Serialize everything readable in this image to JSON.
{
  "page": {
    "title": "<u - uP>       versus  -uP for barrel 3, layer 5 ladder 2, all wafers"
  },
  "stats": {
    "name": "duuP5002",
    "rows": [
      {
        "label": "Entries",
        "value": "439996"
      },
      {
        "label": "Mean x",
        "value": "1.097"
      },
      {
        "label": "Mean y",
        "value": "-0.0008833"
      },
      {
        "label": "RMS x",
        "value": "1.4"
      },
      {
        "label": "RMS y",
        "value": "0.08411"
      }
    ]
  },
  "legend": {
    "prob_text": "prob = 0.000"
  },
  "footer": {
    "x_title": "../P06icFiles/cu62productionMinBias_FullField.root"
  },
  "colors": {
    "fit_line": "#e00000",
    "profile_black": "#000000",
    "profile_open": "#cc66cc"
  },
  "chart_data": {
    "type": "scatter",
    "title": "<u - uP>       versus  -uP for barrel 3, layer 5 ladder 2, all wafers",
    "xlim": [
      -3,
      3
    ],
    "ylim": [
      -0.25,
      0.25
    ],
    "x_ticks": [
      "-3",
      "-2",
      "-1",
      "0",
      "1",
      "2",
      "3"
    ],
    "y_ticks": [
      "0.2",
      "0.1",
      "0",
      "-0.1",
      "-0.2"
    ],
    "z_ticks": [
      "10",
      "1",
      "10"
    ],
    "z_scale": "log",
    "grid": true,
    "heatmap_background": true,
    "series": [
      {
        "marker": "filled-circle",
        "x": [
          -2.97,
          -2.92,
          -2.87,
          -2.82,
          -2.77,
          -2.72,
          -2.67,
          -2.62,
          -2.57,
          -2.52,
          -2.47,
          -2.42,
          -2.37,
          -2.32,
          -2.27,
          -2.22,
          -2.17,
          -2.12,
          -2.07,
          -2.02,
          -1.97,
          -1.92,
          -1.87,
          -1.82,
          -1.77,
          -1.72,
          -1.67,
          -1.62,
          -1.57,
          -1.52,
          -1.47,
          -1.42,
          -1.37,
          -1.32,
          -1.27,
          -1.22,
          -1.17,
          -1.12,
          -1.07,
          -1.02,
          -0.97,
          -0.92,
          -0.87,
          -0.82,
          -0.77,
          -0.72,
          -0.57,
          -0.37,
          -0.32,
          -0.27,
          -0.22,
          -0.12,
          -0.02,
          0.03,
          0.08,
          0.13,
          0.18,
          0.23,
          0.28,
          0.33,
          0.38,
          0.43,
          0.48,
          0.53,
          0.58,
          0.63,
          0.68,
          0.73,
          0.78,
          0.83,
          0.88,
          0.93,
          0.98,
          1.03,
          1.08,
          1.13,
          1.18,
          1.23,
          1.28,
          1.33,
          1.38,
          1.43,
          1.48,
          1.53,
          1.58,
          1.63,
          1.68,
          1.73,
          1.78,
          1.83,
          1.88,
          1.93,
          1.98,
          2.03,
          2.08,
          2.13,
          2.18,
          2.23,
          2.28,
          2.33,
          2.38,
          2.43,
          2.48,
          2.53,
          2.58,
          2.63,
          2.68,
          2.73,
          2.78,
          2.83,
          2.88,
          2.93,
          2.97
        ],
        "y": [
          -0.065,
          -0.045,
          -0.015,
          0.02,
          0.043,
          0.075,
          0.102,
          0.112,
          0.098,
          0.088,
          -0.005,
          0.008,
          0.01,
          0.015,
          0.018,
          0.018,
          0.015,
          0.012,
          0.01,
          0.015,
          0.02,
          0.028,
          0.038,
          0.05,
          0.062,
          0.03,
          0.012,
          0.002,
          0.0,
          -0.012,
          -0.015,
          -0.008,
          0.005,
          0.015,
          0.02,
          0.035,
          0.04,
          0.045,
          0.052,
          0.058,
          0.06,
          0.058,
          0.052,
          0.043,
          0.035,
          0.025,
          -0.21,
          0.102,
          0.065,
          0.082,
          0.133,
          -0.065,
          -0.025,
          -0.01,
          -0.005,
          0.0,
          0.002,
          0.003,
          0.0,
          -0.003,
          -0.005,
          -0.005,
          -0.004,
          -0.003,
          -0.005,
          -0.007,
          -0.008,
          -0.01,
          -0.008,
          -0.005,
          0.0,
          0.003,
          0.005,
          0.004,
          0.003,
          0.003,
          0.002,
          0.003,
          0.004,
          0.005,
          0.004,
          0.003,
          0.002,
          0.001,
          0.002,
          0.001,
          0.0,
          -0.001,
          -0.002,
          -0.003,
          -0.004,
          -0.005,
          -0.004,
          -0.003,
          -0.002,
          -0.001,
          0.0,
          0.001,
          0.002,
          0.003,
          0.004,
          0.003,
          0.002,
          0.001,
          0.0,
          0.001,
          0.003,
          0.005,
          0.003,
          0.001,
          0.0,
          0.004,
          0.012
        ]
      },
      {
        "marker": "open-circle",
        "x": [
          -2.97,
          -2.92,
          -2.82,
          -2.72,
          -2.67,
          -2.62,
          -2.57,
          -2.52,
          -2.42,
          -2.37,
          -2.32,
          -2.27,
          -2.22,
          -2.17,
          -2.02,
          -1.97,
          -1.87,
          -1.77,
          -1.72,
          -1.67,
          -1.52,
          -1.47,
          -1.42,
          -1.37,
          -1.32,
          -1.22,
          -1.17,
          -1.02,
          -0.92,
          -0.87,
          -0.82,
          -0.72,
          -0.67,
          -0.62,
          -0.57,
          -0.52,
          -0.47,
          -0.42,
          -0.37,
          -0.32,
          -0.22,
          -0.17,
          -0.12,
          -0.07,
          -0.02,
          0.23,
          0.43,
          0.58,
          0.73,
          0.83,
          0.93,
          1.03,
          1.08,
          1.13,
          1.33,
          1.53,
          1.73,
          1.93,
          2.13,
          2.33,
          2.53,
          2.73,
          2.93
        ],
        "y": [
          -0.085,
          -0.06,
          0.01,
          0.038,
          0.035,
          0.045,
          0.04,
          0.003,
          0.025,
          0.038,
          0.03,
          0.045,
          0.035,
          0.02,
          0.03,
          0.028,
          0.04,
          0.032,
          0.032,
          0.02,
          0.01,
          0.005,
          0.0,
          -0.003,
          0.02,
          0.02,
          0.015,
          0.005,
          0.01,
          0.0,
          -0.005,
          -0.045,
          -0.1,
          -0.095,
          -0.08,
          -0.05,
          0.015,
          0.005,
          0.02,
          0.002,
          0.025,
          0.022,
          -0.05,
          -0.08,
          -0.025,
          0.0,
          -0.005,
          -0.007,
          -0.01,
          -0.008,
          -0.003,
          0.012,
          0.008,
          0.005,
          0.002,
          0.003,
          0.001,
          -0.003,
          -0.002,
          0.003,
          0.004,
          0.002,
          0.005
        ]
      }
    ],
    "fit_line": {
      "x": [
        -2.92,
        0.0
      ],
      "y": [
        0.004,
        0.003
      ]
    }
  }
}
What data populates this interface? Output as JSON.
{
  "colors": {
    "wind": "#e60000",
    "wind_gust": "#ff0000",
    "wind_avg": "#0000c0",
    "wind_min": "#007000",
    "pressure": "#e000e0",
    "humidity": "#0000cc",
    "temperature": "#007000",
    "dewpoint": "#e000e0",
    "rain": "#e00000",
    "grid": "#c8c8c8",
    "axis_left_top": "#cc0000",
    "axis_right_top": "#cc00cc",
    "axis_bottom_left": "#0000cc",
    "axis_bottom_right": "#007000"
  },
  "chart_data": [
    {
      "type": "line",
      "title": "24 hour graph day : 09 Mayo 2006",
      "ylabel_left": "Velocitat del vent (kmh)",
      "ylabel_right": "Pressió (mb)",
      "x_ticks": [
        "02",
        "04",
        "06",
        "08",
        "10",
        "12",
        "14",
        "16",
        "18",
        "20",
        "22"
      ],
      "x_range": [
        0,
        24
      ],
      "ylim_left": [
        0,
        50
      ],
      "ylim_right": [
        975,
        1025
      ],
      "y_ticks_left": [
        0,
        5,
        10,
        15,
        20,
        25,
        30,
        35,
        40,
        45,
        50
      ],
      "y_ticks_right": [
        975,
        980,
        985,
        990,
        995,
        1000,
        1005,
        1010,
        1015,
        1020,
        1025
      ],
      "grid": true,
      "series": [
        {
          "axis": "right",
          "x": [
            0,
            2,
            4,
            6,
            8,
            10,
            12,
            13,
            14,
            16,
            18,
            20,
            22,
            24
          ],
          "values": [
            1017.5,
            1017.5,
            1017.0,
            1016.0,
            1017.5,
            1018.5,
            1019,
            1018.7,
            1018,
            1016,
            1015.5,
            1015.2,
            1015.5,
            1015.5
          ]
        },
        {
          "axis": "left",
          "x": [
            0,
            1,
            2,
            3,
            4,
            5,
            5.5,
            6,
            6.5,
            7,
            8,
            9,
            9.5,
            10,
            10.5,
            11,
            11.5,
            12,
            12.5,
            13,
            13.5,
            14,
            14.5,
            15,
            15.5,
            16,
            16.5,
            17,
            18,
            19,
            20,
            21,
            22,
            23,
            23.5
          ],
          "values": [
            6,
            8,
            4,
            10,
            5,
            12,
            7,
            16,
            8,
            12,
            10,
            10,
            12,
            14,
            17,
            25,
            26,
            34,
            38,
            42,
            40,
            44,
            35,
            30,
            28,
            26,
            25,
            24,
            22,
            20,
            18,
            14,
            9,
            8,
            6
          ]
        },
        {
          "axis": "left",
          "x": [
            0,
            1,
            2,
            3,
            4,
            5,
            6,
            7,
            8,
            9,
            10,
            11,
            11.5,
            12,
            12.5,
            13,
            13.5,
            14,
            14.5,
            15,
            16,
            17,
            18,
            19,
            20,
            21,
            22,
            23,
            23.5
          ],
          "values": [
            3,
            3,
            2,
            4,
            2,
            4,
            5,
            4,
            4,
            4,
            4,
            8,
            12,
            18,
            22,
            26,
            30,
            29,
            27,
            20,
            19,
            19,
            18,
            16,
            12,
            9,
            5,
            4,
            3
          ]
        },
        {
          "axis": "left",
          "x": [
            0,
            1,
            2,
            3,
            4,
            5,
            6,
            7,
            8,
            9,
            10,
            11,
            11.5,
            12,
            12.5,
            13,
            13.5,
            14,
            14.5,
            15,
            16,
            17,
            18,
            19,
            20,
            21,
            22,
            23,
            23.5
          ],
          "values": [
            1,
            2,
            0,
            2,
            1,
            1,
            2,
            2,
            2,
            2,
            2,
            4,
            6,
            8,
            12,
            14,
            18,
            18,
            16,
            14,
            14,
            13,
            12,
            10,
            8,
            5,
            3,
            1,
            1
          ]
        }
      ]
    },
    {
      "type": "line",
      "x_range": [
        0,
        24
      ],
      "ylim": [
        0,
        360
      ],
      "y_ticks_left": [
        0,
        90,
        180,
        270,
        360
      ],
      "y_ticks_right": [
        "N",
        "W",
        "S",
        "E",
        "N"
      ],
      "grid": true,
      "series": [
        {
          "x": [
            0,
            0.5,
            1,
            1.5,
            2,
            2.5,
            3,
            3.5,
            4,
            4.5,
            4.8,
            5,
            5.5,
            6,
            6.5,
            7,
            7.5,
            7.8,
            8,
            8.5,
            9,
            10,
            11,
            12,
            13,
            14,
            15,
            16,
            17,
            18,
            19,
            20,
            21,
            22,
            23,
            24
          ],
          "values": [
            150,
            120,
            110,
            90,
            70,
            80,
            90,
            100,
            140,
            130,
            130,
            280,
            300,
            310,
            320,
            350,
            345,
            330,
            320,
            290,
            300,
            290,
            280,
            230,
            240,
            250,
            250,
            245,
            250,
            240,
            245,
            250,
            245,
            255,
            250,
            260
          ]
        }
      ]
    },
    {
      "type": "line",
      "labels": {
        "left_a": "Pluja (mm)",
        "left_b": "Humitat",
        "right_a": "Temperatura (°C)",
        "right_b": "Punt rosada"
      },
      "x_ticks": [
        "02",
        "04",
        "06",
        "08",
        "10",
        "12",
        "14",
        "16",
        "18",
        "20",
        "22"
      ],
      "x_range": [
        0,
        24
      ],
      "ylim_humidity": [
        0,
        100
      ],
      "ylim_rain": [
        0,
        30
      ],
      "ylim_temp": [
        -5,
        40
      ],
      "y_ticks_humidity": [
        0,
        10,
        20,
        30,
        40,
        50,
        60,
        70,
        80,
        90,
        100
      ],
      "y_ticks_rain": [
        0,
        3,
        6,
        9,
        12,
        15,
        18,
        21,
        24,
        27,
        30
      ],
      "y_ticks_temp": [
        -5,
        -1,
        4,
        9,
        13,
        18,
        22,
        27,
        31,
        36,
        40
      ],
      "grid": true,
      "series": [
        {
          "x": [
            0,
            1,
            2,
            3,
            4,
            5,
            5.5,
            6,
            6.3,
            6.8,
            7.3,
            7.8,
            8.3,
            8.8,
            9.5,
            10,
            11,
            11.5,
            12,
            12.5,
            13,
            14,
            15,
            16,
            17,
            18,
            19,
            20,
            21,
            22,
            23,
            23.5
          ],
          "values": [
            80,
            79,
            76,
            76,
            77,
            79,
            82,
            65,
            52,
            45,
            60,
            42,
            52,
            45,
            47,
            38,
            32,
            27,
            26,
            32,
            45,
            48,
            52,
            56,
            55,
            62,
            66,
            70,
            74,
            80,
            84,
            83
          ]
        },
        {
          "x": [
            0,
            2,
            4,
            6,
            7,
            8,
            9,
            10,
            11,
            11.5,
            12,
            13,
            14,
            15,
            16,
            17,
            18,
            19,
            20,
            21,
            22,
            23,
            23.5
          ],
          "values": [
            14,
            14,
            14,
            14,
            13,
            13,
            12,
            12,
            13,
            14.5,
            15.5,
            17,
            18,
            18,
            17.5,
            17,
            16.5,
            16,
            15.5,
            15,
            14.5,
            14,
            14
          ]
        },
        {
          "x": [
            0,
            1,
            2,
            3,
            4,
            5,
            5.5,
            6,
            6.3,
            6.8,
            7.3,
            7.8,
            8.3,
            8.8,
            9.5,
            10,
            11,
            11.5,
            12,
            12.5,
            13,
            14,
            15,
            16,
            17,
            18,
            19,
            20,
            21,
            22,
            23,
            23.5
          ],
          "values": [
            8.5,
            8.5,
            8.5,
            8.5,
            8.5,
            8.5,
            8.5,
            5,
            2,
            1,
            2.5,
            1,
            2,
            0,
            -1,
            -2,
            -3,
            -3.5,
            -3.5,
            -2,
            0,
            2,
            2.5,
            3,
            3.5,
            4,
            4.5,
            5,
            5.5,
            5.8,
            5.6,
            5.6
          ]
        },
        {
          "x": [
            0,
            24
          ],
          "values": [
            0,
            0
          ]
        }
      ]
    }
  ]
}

**AIM OF THE EXERCISE**. Of the lines above, copy each that contains "layer".

**TASK ANSWER**.
    "title": "<u - uP>       versus  -uP for barrel 3, layer 5 ladder 2, all wafers"
    "title": "<u - uP>       versus  -uP for barrel 3, layer 5 ladder 2, all wafers",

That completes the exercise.